PROBLEM DESCRIPTION: Locate all lines with the word "Bank". Copy them.

[Start ENTRIES]

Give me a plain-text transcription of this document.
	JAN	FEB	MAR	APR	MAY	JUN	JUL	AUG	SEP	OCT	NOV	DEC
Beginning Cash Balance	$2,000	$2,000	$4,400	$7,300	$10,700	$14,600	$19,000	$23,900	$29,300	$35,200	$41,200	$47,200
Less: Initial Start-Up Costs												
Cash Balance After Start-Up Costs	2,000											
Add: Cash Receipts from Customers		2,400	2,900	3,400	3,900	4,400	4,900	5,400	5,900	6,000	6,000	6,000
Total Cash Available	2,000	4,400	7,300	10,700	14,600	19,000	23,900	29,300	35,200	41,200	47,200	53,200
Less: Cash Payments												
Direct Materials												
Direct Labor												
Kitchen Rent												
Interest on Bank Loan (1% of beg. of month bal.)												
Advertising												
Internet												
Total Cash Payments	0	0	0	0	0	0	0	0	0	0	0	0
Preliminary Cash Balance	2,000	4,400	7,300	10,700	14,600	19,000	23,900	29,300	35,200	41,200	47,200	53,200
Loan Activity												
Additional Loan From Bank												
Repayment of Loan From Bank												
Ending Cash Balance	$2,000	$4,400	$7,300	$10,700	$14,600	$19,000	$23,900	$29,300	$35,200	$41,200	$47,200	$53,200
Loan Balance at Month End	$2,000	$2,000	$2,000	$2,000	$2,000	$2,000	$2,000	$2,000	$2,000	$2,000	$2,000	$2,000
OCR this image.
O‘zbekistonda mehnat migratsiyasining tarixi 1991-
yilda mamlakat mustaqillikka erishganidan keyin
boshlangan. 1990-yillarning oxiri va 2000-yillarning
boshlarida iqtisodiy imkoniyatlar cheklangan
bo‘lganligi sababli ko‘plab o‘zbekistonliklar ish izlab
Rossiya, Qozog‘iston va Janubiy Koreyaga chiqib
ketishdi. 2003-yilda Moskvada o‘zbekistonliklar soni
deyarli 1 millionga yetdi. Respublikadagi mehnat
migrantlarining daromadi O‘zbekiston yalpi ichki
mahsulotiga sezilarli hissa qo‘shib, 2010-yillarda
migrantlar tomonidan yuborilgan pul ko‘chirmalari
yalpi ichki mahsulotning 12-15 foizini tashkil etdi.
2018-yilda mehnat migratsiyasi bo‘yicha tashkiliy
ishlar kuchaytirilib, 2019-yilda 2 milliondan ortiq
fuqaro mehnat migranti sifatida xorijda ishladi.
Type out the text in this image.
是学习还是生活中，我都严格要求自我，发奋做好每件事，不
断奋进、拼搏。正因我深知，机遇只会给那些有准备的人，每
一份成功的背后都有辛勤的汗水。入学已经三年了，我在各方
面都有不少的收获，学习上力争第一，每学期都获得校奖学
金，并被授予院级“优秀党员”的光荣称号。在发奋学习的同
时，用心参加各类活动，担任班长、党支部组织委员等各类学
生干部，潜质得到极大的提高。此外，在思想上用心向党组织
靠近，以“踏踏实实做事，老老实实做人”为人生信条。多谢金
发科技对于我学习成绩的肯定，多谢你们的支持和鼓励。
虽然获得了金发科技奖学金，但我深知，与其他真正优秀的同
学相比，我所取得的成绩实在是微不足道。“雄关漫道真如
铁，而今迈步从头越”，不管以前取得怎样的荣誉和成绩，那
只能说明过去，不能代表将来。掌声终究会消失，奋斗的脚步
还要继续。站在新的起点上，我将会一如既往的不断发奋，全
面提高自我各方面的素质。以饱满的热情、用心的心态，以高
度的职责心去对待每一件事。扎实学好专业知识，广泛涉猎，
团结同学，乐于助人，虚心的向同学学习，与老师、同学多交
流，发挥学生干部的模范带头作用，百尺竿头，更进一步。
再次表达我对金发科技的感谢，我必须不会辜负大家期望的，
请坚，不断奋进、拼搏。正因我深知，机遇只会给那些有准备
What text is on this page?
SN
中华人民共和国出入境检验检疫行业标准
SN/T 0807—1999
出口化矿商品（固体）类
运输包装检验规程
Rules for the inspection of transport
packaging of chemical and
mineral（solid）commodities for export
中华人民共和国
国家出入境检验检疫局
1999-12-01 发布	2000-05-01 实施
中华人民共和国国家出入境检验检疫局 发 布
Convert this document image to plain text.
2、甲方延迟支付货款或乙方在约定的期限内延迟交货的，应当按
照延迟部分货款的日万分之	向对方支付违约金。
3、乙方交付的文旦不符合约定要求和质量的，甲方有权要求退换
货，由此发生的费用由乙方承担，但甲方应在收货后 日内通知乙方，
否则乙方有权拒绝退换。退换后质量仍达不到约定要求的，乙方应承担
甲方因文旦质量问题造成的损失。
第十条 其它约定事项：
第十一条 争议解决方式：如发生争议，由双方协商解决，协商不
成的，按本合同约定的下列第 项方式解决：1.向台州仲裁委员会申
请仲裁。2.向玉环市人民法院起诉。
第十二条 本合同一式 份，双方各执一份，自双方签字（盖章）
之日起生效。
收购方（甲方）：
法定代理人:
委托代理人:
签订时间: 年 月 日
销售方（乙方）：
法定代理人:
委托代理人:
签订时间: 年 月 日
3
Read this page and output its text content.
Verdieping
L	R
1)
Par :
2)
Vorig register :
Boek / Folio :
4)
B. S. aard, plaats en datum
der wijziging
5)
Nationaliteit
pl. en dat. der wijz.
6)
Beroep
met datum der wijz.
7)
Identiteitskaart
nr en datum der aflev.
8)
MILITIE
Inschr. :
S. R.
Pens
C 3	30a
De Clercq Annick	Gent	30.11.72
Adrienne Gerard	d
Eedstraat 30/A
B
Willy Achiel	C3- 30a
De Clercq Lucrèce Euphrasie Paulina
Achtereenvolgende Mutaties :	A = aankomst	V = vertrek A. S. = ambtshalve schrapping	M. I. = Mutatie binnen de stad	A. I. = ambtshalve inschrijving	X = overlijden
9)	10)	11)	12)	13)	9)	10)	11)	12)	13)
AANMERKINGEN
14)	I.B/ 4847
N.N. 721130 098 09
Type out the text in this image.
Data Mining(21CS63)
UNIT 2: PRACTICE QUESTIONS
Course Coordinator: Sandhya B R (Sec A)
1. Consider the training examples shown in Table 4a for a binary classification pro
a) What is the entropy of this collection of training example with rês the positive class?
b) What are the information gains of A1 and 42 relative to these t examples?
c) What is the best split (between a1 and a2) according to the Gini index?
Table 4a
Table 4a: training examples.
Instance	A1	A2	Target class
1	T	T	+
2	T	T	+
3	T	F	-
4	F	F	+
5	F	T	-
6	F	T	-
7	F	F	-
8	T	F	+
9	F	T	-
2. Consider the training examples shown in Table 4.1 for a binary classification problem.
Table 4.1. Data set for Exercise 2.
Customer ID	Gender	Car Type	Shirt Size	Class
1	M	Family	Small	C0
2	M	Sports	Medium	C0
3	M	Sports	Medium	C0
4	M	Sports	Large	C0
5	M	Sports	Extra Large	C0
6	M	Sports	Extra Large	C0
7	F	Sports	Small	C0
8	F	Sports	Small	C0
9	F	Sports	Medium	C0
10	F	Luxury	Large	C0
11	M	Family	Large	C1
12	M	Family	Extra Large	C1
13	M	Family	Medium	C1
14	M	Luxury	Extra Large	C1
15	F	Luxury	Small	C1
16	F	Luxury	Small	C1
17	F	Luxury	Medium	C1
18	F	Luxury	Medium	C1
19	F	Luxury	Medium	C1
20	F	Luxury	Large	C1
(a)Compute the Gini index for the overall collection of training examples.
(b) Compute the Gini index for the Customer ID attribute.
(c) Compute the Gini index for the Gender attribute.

[End ENTRIES]

EXERCISE RESULT:
Interest on Bank Loan (1% of beg. of month bal.)												
Additional Loan From Bank												
Repayment of Loan From Bank												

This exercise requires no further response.